§ **GIVEN INSTRUCTION**
Starting at "anyone else notice" and ending at "next few days.", reproduce that portion of the forum thread, changing "local news" to "evening news".

§ **TEXT PROVIDED**

---------------

Either way its horrible no matter what the story..


----------



## Breadfan (Jan 3, 2008)

I wish I knew the story behind this. I'd also like to knock sense into anyone who tells me they are a 10th degree Red Belt under the tutelage of Jesus Christ, but I think the "haha this is funny" stopped after he was dropped the first time.


also boo for head stomps.


Edit* well, after reading the above story, it still doesn't bode well with my innards. rough him up, don't knock him out and hit him while he's down.


----------



## TheGreg (Apr 29, 2007)

The sensai who apparantly instigated it is apparantly now posting on the bullshido forums.


----------



## SideWays222 (Sep 9, 2008)

Breadfan said:


> I wish I knew the story behind this. I'd also like to knock sense into anyone who tells me they are a 10th degree Red Belt under the tutelage of Jesus Christ, but I think the "haha this is funny" stopped after he was dropped the first time.
> 
> 
> also boo for head stomps.


Wanderlei Silva all over again!! :thumb02:


----------



## Breadfan (Jan 3, 2008)

SideWays222 said:


> Wanderlei Silva all over again!! :thumb02:


I like Wandy, but head stomps are too far.


----------



## SideWays222 (Sep 9, 2008)

Breadfan said:


> I like Wandy, but head stomps are too far.


Not in the Pride Ring they are not.


----------



## Nicklovin (Aug 17, 2009)

Breadfan said:


> I wish I knew the story behind this. I'd also like to knock sense into anyone who tells me they are a 10th degree Red Belt under the tutelage of Jesus Christ, but I think the "haha this is funny" stopped after he was dropped the first time.
> 
> 
> also boo for head stomps.
> ...


Yeah it makes me sick that people would do this. And that people would let it happen.


----------



## Breadfan (Jan 3, 2008)

SideWays222 said:


> Not in the Pride Ring they are not.


touche, salesman.

From what I've read from random forums, Jesus' Karate disciple either ended up in a mental institution or he was murdered... but neither one had any good links to proof or anything of the sort.


----------



## jennathebenda (Jul 24, 2009)

Thats just scary wrong,and the "drag him out of here" at the end is also quite scary.


----------



## Breadfan (Jan 3, 2008)

OMG 29 str 11 stam leather belt!!


anyone else notice the Diablo pics before and after this vid? lol


----------



## crispsteez (Jul 1, 2008)

i thought this was a joke until i saw the guy dropping knees and stomps onto the unconcious dudes head. WTF? how the hell does the sensei even go about defending this? throw his ass in jail, you've the video evidence of assault right there. the 'red belt' didn't even want to fight. fookin' douchetard.

Edit: wooooow this bitch is from dumfries? that's literally right down the street from me. i hope i see this shit on the local news within the next few days.


----------



## Nicklovin (Aug 17, 2009)

---------------

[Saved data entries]
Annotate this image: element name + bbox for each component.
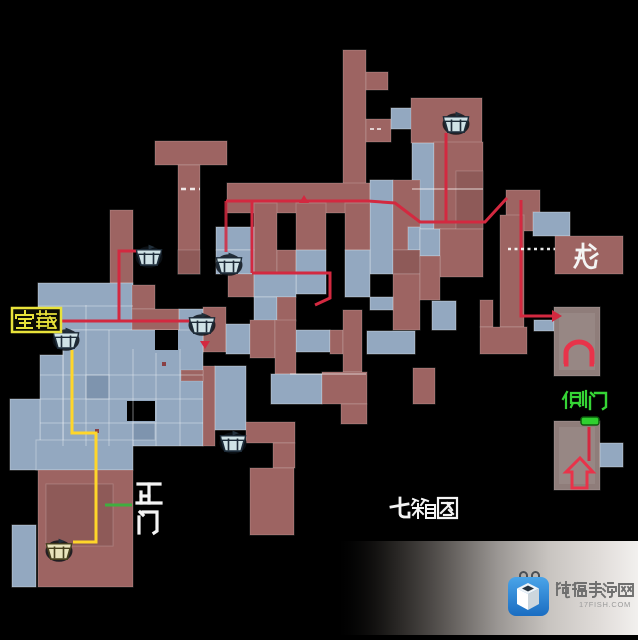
svg-text:17FISH.COM: 17FISH.COM: [579, 600, 631, 609]
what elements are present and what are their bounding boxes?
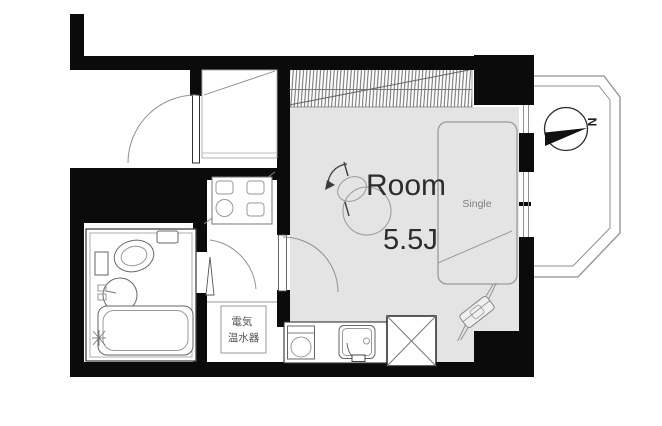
window-mullion	[519, 202, 531, 206]
kitchen-sink	[339, 326, 375, 362]
heater-label-line1: 電気	[232, 315, 253, 328]
door-leaf	[279, 235, 287, 291]
closet	[283, 68, 472, 107]
bathtub	[98, 306, 193, 355]
floor-plan: 電気 温水器 Single	[0, 0, 662, 426]
wall-segment	[70, 362, 534, 377]
heater-box	[221, 306, 266, 353]
heater-label-line2: 温水器	[228, 332, 260, 344]
room-label: Room	[366, 169, 446, 202]
kitchen	[284, 316, 436, 366]
paper-holder	[95, 252, 108, 275]
wall-segment	[70, 56, 474, 70]
single-bed: Single	[438, 122, 517, 284]
bathroom	[86, 229, 196, 361]
bathtub-rim	[98, 306, 193, 355]
compass-n-label: N	[585, 118, 599, 127]
door-leaf	[193, 95, 200, 163]
refrigerator-space	[387, 316, 436, 366]
wall-segment	[519, 133, 534, 172]
faucet-base	[352, 355, 365, 362]
toilet-shelf	[157, 231, 178, 243]
wall-segment	[474, 55, 534, 105]
room-size-label: 5.5J	[383, 224, 438, 256]
shower-head-icon	[92, 330, 106, 346]
kitchen-stove	[288, 326, 315, 359]
floor-plan-svg: 電気 温水器 Single	[0, 0, 662, 426]
wall-segment	[190, 70, 202, 96]
wall-segment	[277, 70, 290, 180]
bed-label: Single	[462, 198, 491, 210]
wall-segment	[277, 180, 290, 235]
shoe-cabinet	[202, 70, 277, 158]
wall-segment	[70, 168, 207, 223]
washing-machine-pan	[204, 172, 275, 224]
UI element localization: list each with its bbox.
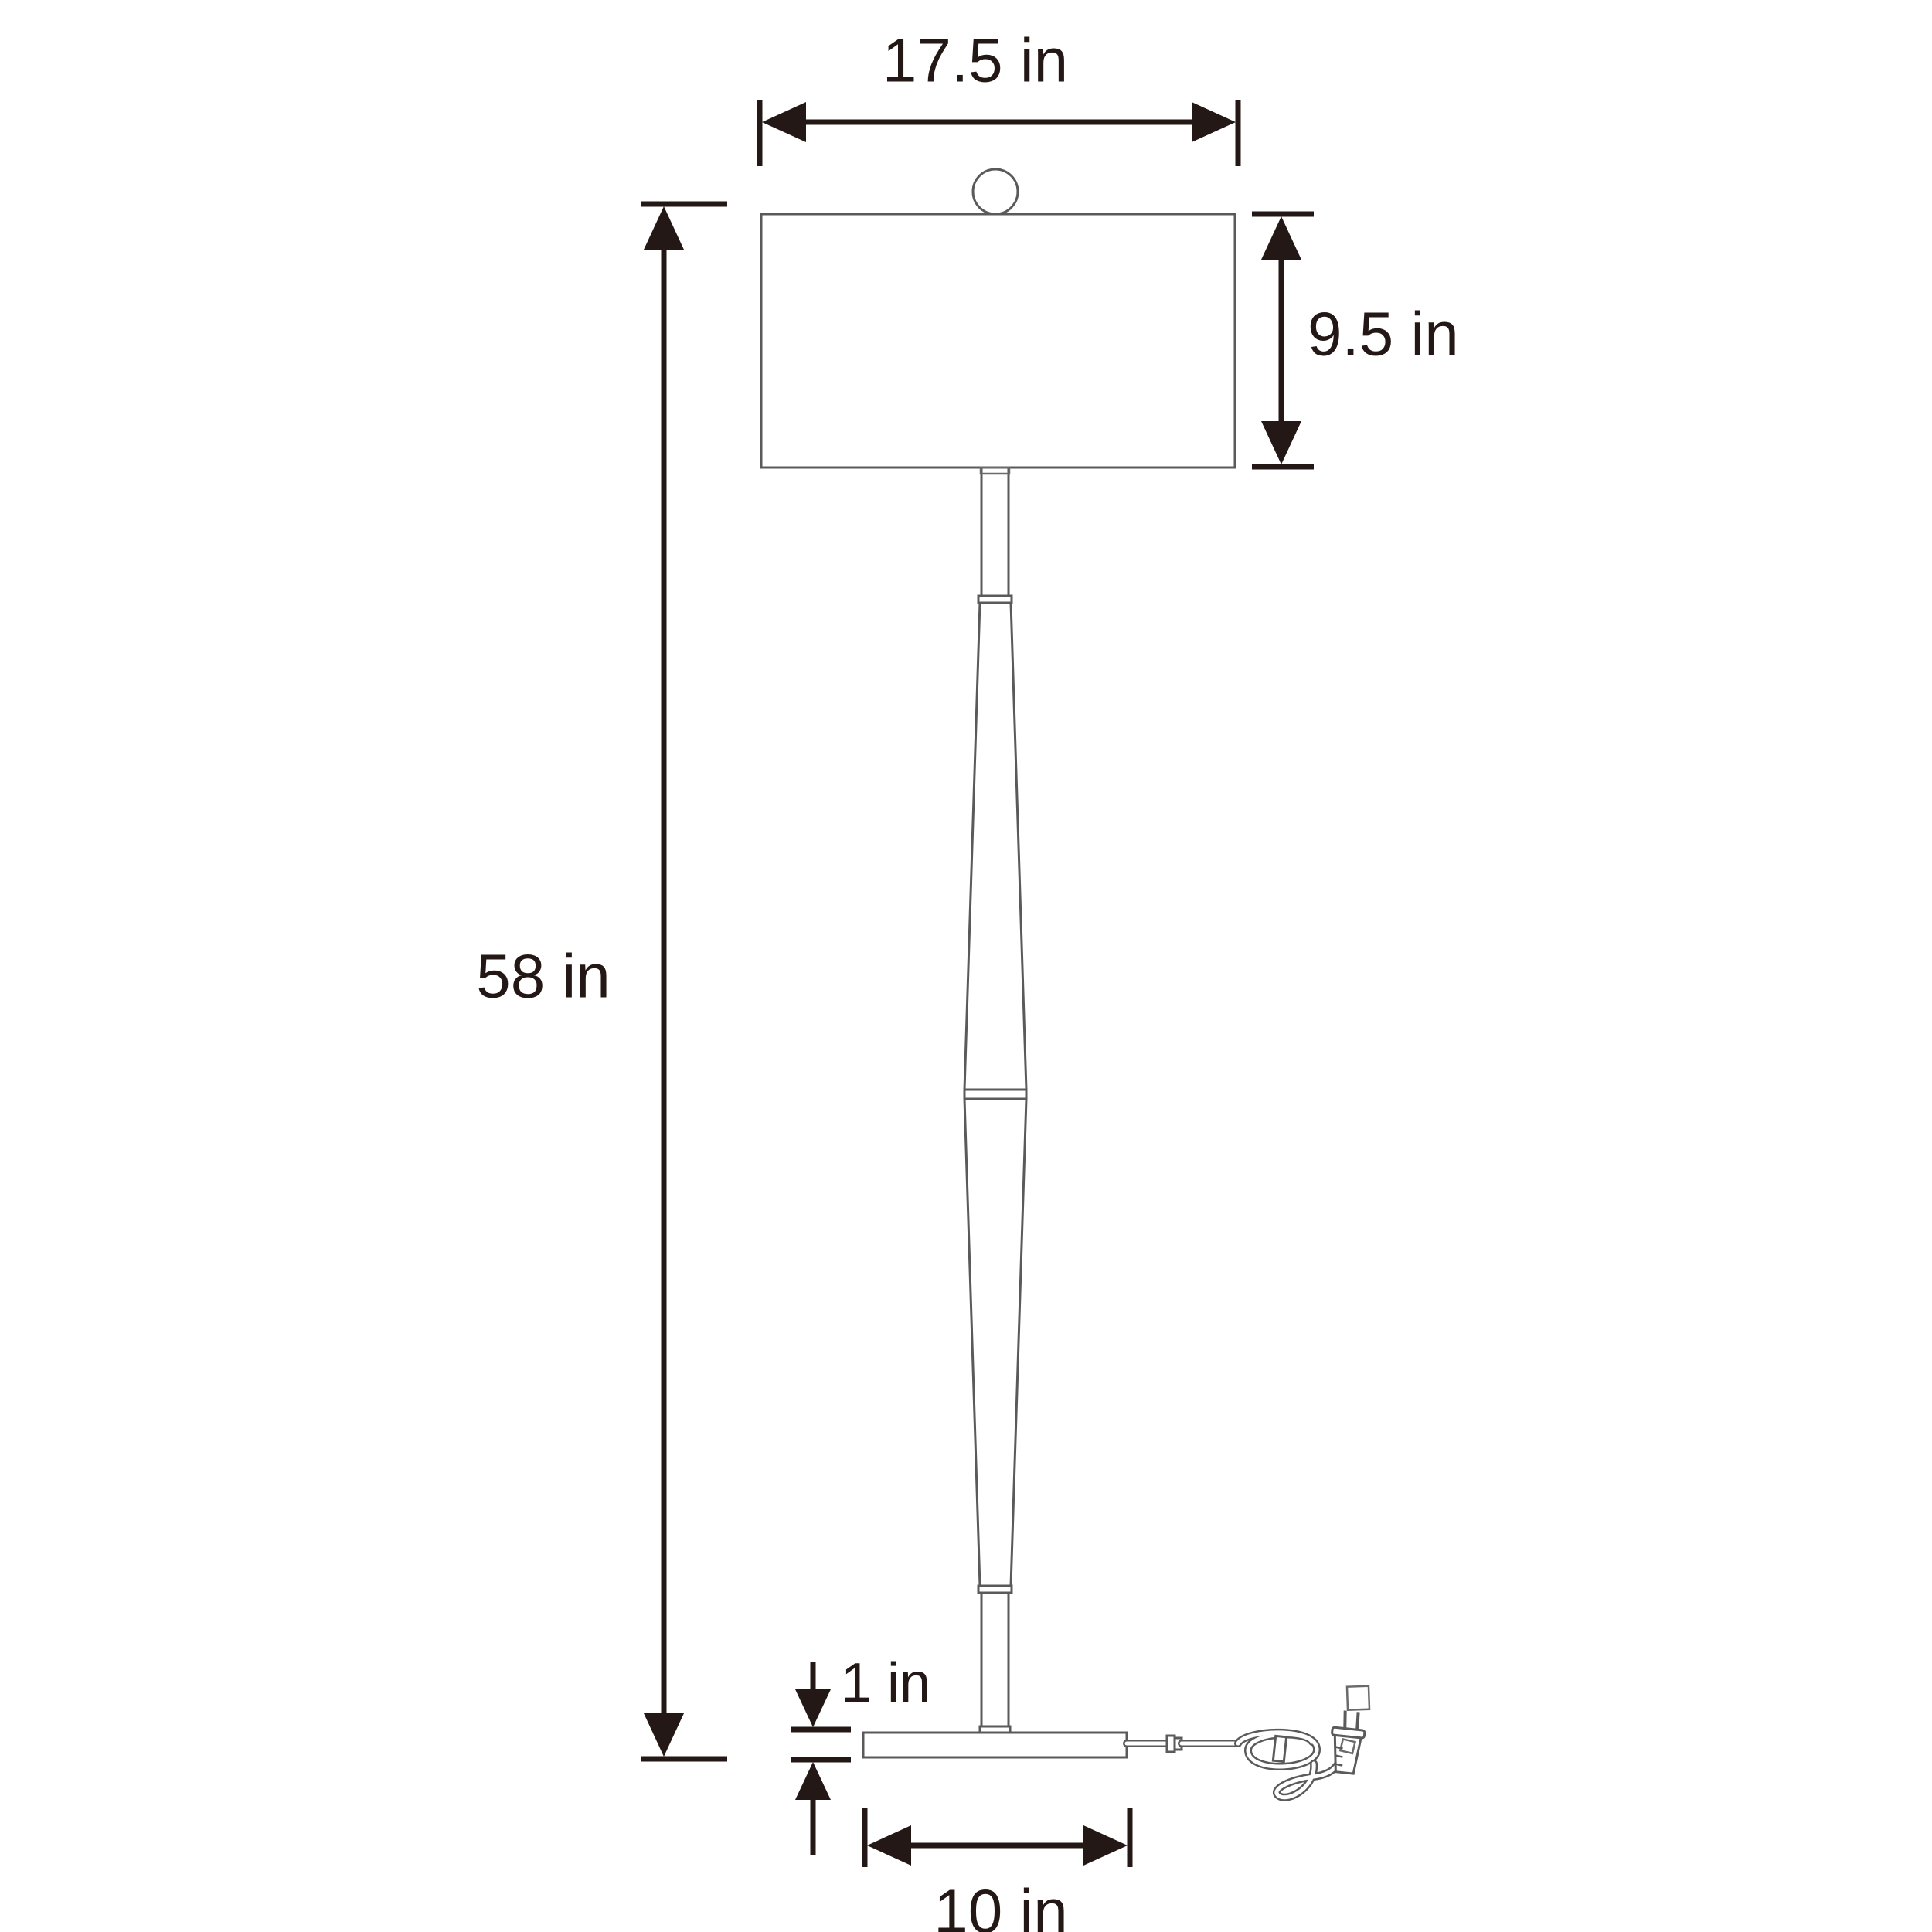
bottom-rod: [981, 1593, 1009, 1726]
arrowhead-top-icon: [644, 206, 684, 250]
column-joint: [964, 1090, 1026, 1099]
power-cord: [1127, 1733, 1343, 1798]
neck-rod: [981, 468, 1009, 596]
finial-ball: [973, 169, 1018, 214]
dim-label-base-width: 10 in: [934, 1877, 1067, 1932]
plug-prong-cover: [1347, 1686, 1369, 1710]
dim-shade-height: 9.5 in: [1252, 214, 1459, 467]
lower-column: [964, 1099, 1026, 1586]
arrowhead-right-icon: [1083, 1825, 1128, 1866]
arrowhead-bottom-icon: [644, 1713, 684, 1757]
arrowhead-left-icon: [867, 1825, 911, 1866]
arrowhead-right-icon: [1192, 102, 1236, 142]
dim-label-base-height: 1 in: [841, 1652, 930, 1714]
dim-lamp-height: 58 in: [476, 204, 727, 1759]
lower-arrowhead-icon: [795, 1762, 831, 1800]
plug-prong-left: [1343, 1711, 1346, 1729]
upper-column: [964, 603, 1026, 1090]
lamp-dimension-diagram: 17.5 in 9.5 in 58 in 1 in 10 in: [0, 0, 1932, 1932]
power-plug: [1328, 1682, 1372, 1774]
arrowhead-bottom-icon: [1261, 421, 1301, 464]
upper-arrowhead-icon: [795, 1689, 831, 1727]
arrowhead-top-icon: [1261, 216, 1301, 260]
dim-shade-width: 17.5 in: [760, 26, 1238, 167]
lamp-shade: [761, 214, 1235, 468]
dim-label-lamp-height: 58 in: [476, 942, 610, 1011]
cord-tie-band: [1273, 1736, 1286, 1761]
lamp-base: [863, 1733, 1127, 1757]
dim-label-shade-height: 9.5 in: [1308, 300, 1459, 369]
dim-base-width: 10 in: [865, 1808, 1130, 1932]
plug-prong-right: [1356, 1712, 1359, 1730]
dim-label-shade-width: 17.5 in: [883, 26, 1068, 95]
arrowhead-left-icon: [762, 102, 806, 142]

---------------

§ **RESPONSE TO THE TASK**
anyone else notice the Diablo pics before and after this vid? lol


----------



## crispsteez (Jul 1, 2008)

i thought this was a joke until i saw the guy dropping knees and stomps onto the unconcious dudes head. WTF? how the hell does the sensei even go about defending this? throw his ass in jail, you've the video evidence of assault right there. the 'red belt' didn't even want to fight. fookin' douchetard.

Edit: wooooow this bitch is from dumfries? that's literally right down the street from me. i hope i see this shit on the evening news within the next few days.